WHAT IS ASKED: Take the data below and repeat it exactly.

----------------

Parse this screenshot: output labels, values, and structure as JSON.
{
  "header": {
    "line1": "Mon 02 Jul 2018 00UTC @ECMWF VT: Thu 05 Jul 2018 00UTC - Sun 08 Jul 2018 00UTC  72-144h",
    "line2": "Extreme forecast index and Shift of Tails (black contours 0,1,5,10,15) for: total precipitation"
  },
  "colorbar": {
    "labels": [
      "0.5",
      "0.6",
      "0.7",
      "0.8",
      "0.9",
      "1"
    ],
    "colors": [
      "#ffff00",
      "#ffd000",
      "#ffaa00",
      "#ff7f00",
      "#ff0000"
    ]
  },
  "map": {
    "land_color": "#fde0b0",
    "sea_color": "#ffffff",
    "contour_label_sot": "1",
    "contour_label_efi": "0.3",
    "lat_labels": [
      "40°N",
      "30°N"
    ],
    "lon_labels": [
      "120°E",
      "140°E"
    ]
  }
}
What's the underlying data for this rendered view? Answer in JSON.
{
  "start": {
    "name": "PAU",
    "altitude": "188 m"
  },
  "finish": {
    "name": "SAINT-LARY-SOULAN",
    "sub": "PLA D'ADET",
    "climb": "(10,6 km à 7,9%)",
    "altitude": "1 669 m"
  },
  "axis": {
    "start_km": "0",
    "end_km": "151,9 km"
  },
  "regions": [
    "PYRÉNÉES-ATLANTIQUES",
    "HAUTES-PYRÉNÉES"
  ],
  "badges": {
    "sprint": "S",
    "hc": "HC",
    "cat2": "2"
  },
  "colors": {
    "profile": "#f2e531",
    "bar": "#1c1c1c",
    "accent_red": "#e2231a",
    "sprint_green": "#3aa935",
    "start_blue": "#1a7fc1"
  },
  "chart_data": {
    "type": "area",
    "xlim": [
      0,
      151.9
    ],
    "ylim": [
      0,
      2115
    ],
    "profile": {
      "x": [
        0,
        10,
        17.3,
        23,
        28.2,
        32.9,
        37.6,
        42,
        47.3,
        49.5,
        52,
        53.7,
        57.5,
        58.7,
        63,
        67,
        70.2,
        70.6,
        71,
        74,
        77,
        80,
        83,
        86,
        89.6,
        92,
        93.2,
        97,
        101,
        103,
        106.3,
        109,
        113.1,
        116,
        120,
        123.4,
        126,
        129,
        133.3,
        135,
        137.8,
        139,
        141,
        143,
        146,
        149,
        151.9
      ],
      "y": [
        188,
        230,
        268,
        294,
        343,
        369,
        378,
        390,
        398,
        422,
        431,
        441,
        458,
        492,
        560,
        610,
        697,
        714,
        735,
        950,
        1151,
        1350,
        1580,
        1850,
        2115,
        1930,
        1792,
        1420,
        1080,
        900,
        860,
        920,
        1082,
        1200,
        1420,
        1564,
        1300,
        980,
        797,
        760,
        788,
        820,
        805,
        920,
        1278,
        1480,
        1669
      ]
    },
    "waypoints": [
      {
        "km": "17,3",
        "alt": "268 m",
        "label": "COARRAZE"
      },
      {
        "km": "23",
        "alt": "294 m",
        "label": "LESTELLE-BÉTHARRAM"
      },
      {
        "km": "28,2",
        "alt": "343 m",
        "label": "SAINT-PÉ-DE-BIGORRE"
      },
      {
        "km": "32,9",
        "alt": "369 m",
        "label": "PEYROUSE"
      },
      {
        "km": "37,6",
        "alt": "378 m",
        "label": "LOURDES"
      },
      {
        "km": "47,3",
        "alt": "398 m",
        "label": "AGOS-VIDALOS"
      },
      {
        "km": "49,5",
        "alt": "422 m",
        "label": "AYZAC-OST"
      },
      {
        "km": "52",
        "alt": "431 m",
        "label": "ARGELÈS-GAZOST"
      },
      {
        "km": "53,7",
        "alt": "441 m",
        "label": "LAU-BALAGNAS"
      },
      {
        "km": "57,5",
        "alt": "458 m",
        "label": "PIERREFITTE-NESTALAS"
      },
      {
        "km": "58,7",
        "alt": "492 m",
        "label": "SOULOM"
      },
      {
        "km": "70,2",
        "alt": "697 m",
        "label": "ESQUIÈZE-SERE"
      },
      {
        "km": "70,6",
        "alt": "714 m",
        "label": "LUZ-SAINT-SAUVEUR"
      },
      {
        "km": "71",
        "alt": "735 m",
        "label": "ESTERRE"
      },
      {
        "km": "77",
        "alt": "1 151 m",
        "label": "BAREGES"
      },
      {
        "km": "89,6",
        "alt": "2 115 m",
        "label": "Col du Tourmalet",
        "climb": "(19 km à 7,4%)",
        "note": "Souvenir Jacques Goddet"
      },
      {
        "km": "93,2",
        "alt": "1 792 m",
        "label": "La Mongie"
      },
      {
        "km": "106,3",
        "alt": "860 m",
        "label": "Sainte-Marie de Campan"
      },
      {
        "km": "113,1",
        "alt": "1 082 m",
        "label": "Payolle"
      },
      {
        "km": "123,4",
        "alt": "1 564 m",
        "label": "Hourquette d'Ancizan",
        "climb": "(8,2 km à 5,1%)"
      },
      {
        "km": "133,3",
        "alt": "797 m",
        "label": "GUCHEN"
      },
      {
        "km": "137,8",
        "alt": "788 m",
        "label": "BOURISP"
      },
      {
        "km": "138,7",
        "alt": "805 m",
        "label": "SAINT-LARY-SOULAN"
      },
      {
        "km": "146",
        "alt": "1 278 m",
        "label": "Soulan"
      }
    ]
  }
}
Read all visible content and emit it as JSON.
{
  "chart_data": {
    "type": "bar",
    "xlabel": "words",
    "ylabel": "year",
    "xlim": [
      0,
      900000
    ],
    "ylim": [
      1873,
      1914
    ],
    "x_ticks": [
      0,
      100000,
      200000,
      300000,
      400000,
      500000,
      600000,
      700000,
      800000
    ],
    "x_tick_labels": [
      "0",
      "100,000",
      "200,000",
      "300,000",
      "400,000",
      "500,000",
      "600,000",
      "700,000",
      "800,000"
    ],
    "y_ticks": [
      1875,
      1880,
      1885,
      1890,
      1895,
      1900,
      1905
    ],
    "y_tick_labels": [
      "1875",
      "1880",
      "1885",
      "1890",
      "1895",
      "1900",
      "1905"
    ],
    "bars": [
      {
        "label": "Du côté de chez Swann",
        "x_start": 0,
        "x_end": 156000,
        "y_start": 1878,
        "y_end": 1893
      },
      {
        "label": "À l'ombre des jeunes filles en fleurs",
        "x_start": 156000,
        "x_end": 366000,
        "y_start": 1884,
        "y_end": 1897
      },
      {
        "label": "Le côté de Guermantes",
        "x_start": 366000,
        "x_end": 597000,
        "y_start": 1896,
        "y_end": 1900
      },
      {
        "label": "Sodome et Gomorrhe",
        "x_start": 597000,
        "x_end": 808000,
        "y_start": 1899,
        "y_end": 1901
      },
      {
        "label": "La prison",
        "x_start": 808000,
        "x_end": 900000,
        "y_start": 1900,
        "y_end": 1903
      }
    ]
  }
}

----------------

RESPONSE TO THIS TASK:
Parse this screenshot: output labels, values, and structure as JSON.
{
  "header": {
    "line1": "Mon 02 Jul 2018 00UTC @ECMWF VT: Thu 05 Jul 2018 00UTC - Sun 08 Jul 2018 00UTC  72-144h",
    "line2": "Extreme forecast index and Shift of Tails (black contours 0,1,5,10,15) for: total precipitation"
  },
  "colorbar": {
    "labels": [
      "0.5",
      "0.6",
      "0.7",
      "0.8",
      "0.9",
      "1"
    ],
    "colors": [
      "#ffff00",
      "#ffd000",
      "#ffaa00",
      "#ff7f00",
      "#ff0000"
    ]
  },
  "map": {
    "land_color": "#fde0b0",
    "sea_color": "#ffffff",
    "contour_label_sot": "1",
    "contour_label_efi": "0.3",
    "lat_labels": [
      "40°N",
      "30°N"
    ],
    "lon_labels": [
      "120°E",
      "140°E"
    ]
  }
}
What's the underlying data for this rendered view? Answer in JSON.
{
  "start": {
    "name": "PAU",
    "altitude": "188 m"
  },
  "finish": {
    "name": "SAINT-LARY-SOULAN",
    "sub": "PLA D'ADET",
    "climb": "(10,6 km à 7,9%)",
    "altitude": "1 669 m"
  },
  "axis": {
    "start_km": "0",
    "end_km": "151,9 km"
  },
  "regions": [
    "PYRÉNÉES-ATLANTIQUES",
    "HAUTES-PYRÉNÉES"
  ],
  "badges": {
    "sprint": "S",
    "hc": "HC",
    "cat2": "2"
  },
  "colors": {
    "profile": "#f2e531",
    "bar": "#1c1c1c",
    "accent_red": "#e2231a",
    "sprint_green": "#3aa935",
    "start_blue": "#1a7fc1"
  },
  "chart_data": {
    "type": "area",
    "xlim": [
      0,
      151.9
    ],
    "ylim": [
      0,
      2115
    ],
    "profile": {
      "x": [
        0,
        10,
        17.3,
        23,
        28.2,
        32.9,
        37.6,
        42,
        47.3,
        49.5,
        52,
        53.7,
        57.5,
        58.7,
        63,
        67,
        70.2,
        70.6,
        71,
        74,
        77,
        80,
        83,
        86,
        89.6,
        92,
        93.2,
        97,
        101,
        103,
        106.3,
        109,
        113.1,
        116,
        120,
        123.4,
        126,
        129,
        133.3,
        135,
        137.8,
        139,
        141,
        143,
        146,
        149,
        151.9
      ],
      "y": [
        188,
        230,
        268,
        294,
        343,
        369,
        378,
        390,
        398,
        422,
        431,
        441,
        458,
        492,
        560,
        610,
        697,
        714,
        735,
        950,
        1151,
        1350,
        1580,
        1850,
        2115,
        1930,
        1792,
        1420,
        1080,
        900,
        860,
        920,
        1082,
        1200,
        1420,
        1564,
        1300,
        980,
        797,
        760,
        788,
        820,
        805,
        920,
        1278,
        1480,
        1669
      ]
    },
    "waypoints": [
      {
        "km": "17,3",
        "alt": "268 m",
        "label": "COARRAZE"
      },
      {
        "km": "23",
        "alt": "294 m",
        "label": "LESTELLE-BÉTHARRAM"
      },
      {
        "km": "28,2",
        "alt": "343 m",
        "label": "SAINT-PÉ-DE-BIGORRE"
      },
      {
        "km": "32,9",
        "alt": "369 m",
        "label": "PEYROUSE"
      },
      {
        "km": "37,6",
        "alt": "378 m",
        "label": "LOURDES"
      },
      {
        "km": "47,3",
        "alt": "398 m",
        "label": "AGOS-VIDALOS"
      },
      {
        "km": "49,5",
        "alt": "422 m",
        "label": "AYZAC-OST"
      },
      {
        "km": "52",
        "alt": "431 m",
        "label": "ARGELÈS-GAZOST"
      },
      {
        "km": "53,7",
        "alt": "441 m",
        "label": "LAU-BALAGNAS"
      },
      {
        "km": "57,5",
        "alt": "458 m",
        "label": "PIERREFITTE-NESTALAS"
      },
      {
        "km": "58,7",
        "alt": "492 m",
        "label": "SOULOM"
      },
      {
        "km": "70,2",
        "alt": "697 m",
        "label": "ESQUIÈZE-SERE"
      },
      {
        "km": "70,6",
        "alt": "714 m",
        "label": "LUZ-SAINT-SAUVEUR"
      },
      {
        "km": "71",
        "alt": "735 m",
        "label": "ESTERRE"
      },
      {
        "km": "77",
        "alt": "1 151 m",
        "label": "BAREGES"
      },
      {
        "km": "89,6",
        "alt": "2 115 m",
        "label": "Col du Tourmalet",
        "climb": "(19 km à 7,4%)",
        "note": "Souvenir Jacques Goddet"
      },
      {
        "km": "93,2",
        "alt": "1 792 m",
        "label": "La Mongie"
      },
      {
        "km": "106,3",
        "alt": "860 m",
        "label": "Sainte-Marie de Campan"
      },
      {
        "km": "113,1",
        "alt": "1 082 m",
        "label": "Payolle"
      },
      {
        "km": "123,4",
        "alt": "1 564 m",
        "label": "Hourquette d'Ancizan",
        "climb": "(8,2 km à 5,1%)"
      },
      {
        "km": "133,3",
        "alt": "797 m",
        "label": "GUCHEN"
      },
      {
        "km": "137,8",
        "alt": "788 m",
        "label": "BOURISP"
      },
      {
        "km": "138,7",
        "alt": "805 m",
        "label": "SAINT-LARY-SOULAN"
      },
      {
        "km": "146",
        "alt": "1 278 m",
        "label": "Soulan"
      }
    ]
  }
}
Read all visible content and emit it as JSON.
{
  "chart_data": {
    "type": "bar",
    "xlabel": "words",
    "ylabel": "year",
    "xlim": [
      0,
      900000
    ],
    "ylim": [
      1873,
      1914
    ],
    "x_ticks": [
      0,
      100000,
      200000,
      300000,
      400000,
      500000,
      600000,
      700000,
      800000
    ],
    "x_tick_labels": [
      "0",
      "100,000",
      "200,000",
      "300,000",
      "400,000",
      "500,000",
      "600,000",
      "700,000",
      "800,000"
    ],
    "y_ticks": [
      1875,
      1880,
      1885,
      1890,
      1895,
      1900,
      1905
    ],
    "y_tick_labels": [
      "1875",
      "1880",
      "1885",
      "1890",
      "1895",
      "1900",
      "1905"
    ],
    "bars": [
      {
        "label": "Du côté de chez Swann",
        "x_start": 0,
        "x_end": 156000,
        "y_start": 1878,
        "y_end": 1893
      },
      {
        "label": "À l'ombre des jeunes filles en fleurs",
        "x_start": 156000,
        "x_end": 366000,
        "y_start": 1884,
        "y_end": 1897
      },
      {
        "label": "Le côté de Guermantes",
        "x_start": 366000,
        "x_end": 597000,
        "y_start": 1896,
        "y_end": 1900
      },
      {
        "label": "Sodome et Gomorrhe",
        "x_start": 597000,
        "x_end": 808000,
        "y_start": 1899,
        "y_end": 1901
      },
      {
        "label": "La prison",
        "x_start": 808000,
        "x_end": 900000,
        "y_start": 1900,
        "y_end": 1903
      }
    ]
  }
}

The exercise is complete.